* **EXERCISE**
Using the data below, repeat all of it precisely.

[Dataset entries on figures]
┌────────

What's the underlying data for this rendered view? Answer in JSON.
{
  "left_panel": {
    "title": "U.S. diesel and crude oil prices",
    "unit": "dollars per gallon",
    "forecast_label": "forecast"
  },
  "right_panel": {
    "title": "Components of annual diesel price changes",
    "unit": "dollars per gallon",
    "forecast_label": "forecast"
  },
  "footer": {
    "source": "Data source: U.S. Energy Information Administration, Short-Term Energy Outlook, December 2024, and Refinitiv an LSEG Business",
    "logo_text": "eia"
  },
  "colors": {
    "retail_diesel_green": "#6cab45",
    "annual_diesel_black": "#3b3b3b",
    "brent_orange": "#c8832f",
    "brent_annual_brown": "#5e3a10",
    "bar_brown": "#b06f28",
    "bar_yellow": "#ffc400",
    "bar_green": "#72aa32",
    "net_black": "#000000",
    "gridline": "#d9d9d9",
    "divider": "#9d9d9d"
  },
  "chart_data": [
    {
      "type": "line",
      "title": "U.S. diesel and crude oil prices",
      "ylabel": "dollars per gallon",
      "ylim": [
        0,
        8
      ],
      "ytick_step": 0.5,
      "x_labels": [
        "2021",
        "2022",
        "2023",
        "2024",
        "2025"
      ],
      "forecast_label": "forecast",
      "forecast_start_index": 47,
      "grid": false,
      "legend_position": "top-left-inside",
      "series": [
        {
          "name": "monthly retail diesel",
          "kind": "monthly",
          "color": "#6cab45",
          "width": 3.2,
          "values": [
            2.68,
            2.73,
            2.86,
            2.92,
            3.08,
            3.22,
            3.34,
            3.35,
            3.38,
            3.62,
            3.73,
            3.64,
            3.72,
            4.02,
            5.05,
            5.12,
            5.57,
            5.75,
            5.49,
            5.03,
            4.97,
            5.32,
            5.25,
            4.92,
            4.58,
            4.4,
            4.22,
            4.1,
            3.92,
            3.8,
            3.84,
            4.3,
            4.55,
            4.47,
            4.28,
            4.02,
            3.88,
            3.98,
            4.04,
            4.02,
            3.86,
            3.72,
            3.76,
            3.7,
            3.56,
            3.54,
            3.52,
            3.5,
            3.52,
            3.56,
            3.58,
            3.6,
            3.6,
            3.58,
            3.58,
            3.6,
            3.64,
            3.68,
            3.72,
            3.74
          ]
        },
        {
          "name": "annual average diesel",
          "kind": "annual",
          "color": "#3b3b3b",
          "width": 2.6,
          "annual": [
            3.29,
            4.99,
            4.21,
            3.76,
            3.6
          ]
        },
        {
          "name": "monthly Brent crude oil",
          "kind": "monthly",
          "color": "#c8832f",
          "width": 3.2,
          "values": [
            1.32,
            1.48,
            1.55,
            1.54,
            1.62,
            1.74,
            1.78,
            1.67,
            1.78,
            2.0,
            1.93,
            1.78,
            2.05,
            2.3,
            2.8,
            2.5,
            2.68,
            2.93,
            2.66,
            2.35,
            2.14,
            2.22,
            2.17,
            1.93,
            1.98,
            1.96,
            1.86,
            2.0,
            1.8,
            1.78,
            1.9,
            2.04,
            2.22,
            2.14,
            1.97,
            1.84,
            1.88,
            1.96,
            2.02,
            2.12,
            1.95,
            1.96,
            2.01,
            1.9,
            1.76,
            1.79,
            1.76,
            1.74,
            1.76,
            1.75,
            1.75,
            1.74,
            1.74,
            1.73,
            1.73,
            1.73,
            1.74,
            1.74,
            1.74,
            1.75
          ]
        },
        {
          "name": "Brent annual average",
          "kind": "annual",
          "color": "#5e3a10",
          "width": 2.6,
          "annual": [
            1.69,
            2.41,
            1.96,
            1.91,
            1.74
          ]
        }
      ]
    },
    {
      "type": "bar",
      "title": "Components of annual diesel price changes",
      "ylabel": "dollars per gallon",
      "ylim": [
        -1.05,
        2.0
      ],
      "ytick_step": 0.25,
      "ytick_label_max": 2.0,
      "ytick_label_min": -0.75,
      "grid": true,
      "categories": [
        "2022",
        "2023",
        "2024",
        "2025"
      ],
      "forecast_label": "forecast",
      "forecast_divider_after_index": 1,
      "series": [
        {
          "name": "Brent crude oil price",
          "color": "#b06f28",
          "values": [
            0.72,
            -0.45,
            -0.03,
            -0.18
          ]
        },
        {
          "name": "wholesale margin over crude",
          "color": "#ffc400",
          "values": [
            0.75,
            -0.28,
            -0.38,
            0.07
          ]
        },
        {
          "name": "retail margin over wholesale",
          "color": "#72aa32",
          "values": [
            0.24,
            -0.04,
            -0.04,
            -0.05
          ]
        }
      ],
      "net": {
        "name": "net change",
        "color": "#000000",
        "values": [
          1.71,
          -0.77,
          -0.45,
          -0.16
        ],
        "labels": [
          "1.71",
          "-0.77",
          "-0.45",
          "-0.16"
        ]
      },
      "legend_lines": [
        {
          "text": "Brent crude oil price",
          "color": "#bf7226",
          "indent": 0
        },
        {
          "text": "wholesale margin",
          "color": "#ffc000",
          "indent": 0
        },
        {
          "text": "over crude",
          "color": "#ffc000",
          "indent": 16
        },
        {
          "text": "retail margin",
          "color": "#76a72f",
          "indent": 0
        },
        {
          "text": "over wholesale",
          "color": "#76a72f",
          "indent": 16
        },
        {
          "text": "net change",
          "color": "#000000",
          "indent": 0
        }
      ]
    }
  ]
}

└────────

* **EXPECTED ANSWER**
What's the underlying data for this rendered view? Answer in JSON.
{
  "left_panel": {
    "title": "U.S. diesel and crude oil prices",
    "unit": "dollars per gallon",
    "forecast_label": "forecast"
  },
  "right_panel": {
    "title": "Components of annual diesel price changes",
    "unit": "dollars per gallon",
    "forecast_label": "forecast"
  },
  "footer": {
    "source": "Data source: U.S. Energy Information Administration, Short-Term Energy Outlook, December 2024, and Refinitiv an LSEG Business",
    "logo_text": "eia"
  },
  "colors": {
    "retail_diesel_green": "#6cab45",
    "annual_diesel_black": "#3b3b3b",
    "brent_orange": "#c8832f",
    "brent_annual_brown": "#5e3a10",
    "bar_brown": "#b06f28",
    "bar_yellow": "#ffc400",
    "bar_green": "#72aa32",
    "net_black": "#000000",
    "gridline": "#d9d9d9",
    "divider": "#9d9d9d"
  },
  "chart_data": [
    {
      "type": "line",
      "title": "U.S. diesel and crude oil prices",
      "ylabel": "dollars per gallon",
      "ylim": [
        0,
        8
      ],
      "ytick_step": 0.5,
      "x_labels": [
        "2021",
        "2022",
        "2023",
        "2024",
        "2025"
      ],
      "forecast_label": "forecast",
      "forecast_start_index": 47,
      "grid": false,
      "legend_position": "top-left-inside",
      "series": [
        {
          "name": "monthly retail diesel",
          "kind": "monthly",
          "color": "#6cab45",
          "width": 3.2,
          "values": [
            2.68,
            2.73,
            2.86,
            2.92,
            3.08,
            3.22,
            3.34,
            3.35,
            3.38,
            3.62,
            3.73,
            3.64,
            3.72,
            4.02,
            5.05,
            5.12,
            5.57,
            5.75,
            5.49,
            5.03,
            4.97,
            5.32,
            5.25,
            4.92,
            4.58,
            4.4,
            4.22,
            4.1,
            3.92,
            3.8,
            3.84,
            4.3,
            4.55,
            4.47,
            4.28,
            4.02,
            3.88,
            3.98,
            4.04,
            4.02,
            3.86,
            3.72,
            3.76,
            3.7,
            3.56,
            3.54,
            3.52,
            3.5,
            3.52,
            3.56,
            3.58,
            3.6,
            3.6,
            3.58,
            3.58,
            3.6,
            3.64,
            3.68,
            3.72,
            3.74
          ]
        },
        {
          "name": "annual average diesel",
          "kind": "annual",
          "color": "#3b3b3b",
          "width": 2.6,
          "annual": [
            3.29,
            4.99,
            4.21,
            3.76,
            3.6
          ]
        },
        {
          "name": "monthly Brent crude oil",
          "kind": "monthly",
          "color": "#c8832f",
          "width": 3.2,
          "values": [
            1.32,
            1.48,
            1.55,
            1.54,
            1.62,
            1.74,
            1.78,
            1.67,
            1.78,
            2.0,
            1.93,
            1.78,
            2.05,
            2.3,
            2.8,
            2.5,
            2.68,
            2.93,
            2.66,
            2.35,
            2.14,
            2.22,
            2.17,
            1.93,
            1.98,
            1.96,
            1.86,
            2.0,
            1.8,
            1.78,
            1.9,
            2.04,
            2.22,
            2.14,
            1.97,
            1.84,
            1.88,
            1.96,
            2.02,
            2.12,
            1.95,
            1.96,
            2.01,
            1.9,
            1.76,
            1.79,
            1.76,
            1.74,
            1.76,
            1.75,
            1.75,
            1.74,
            1.74,
            1.73,
            1.73,
            1.73,
            1.74,
            1.74,
            1.74,
            1.75
          ]
        },
        {
          "name": "Brent annual average",
          "kind": "annual",
          "color": "#5e3a10",
          "width": 2.6,
          "annual": [
            1.69,
            2.41,
            1.96,
            1.91,
            1.74
          ]
        }
      ]
    },
    {
      "type": "bar",
      "title": "Components of annual diesel price changes",
      "ylabel": "dollars per gallon",
      "ylim": [
        -1.05,
        2.0
      ],
      "ytick_step": 0.25,
      "ytick_label_max": 2.0,
      "ytick_label_min": -0.75,
      "grid": true,
      "categories": [
        "2022",
        "2023",
        "2024",
        "2025"
      ],
      "forecast_label": "forecast",
      "forecast_divider_after_index": 1,
      "series": [
        {
          "name": "Brent crude oil price",
          "color": "#b06f28",
          "values": [
            0.72,
            -0.45,
            -0.03,
            -0.18
          ]
        },
        {
          "name": "wholesale margin over crude",
          "color": "#ffc400",
          "values": [
            0.75,
            -0.28,
            -0.38,
            0.07
          ]
        },
        {
          "name": "retail margin over wholesale",
          "color": "#72aa32",
          "values": [
            0.24,
            -0.04,
            -0.04,
            -0.05
          ]
        }
      ],
      "net": {
        "name": "net change",
        "color": "#000000",
        "values": [
          1.71,
          -0.77,
          -0.45,
          -0.16
        ],
        "labels": [
          "1.71",
          "-0.77",
          "-0.45",
          "-0.16"
        ]
      },
      "legend_lines": [
        {
          "text": "Brent crude oil price",
          "color": "#bf7226",
          "indent": 0
        },
        {
          "text": "wholesale margin",
          "color": "#ffc000",
          "indent": 0
        },
        {
          "text": "over crude",
          "color": "#ffc000",
          "indent": 16
        },
        {
          "text": "retail margin",
          "color": "#76a72f",
          "indent": 0
        },
        {
          "text": "over wholesale",
          "color": "#76a72f",
          "indent": 16
        },
        {
          "text": "net change",
          "color": "#000000",
          "indent": 0
        }
      ]
    }
  ]
}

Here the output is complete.